**WHAT IS REQUIRED:** Read the material below. Count the lines containing "French" and give that count alone.

-- begin LISTING --

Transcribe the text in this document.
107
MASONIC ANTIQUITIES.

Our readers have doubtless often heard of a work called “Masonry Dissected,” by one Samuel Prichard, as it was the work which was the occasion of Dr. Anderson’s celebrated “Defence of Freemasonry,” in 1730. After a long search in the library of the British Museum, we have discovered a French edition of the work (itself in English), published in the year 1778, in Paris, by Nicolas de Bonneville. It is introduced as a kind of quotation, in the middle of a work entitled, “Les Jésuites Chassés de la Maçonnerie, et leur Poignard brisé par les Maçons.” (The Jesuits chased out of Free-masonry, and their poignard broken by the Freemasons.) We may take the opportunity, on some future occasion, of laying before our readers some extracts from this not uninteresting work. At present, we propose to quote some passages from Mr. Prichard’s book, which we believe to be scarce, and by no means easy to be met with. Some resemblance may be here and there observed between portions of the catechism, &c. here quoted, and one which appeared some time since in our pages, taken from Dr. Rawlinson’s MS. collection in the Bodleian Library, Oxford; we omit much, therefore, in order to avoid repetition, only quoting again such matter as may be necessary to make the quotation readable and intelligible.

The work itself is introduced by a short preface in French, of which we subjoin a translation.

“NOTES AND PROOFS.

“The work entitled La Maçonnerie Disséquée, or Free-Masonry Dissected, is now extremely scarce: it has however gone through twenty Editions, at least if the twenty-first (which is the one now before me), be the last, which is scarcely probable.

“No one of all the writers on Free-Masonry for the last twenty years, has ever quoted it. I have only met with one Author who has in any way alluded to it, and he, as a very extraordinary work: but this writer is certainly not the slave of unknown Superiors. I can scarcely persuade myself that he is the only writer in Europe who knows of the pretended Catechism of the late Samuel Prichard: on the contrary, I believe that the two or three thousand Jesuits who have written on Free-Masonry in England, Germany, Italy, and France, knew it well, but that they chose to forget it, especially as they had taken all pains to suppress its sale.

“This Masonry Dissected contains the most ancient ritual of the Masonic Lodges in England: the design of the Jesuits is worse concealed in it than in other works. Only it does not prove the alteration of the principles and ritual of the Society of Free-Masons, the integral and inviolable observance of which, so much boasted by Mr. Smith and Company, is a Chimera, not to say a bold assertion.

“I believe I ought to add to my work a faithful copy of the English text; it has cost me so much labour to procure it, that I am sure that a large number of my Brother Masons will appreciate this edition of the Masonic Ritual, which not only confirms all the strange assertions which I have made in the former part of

-- end LISTING --

**SOLVED PROBLEM:** 2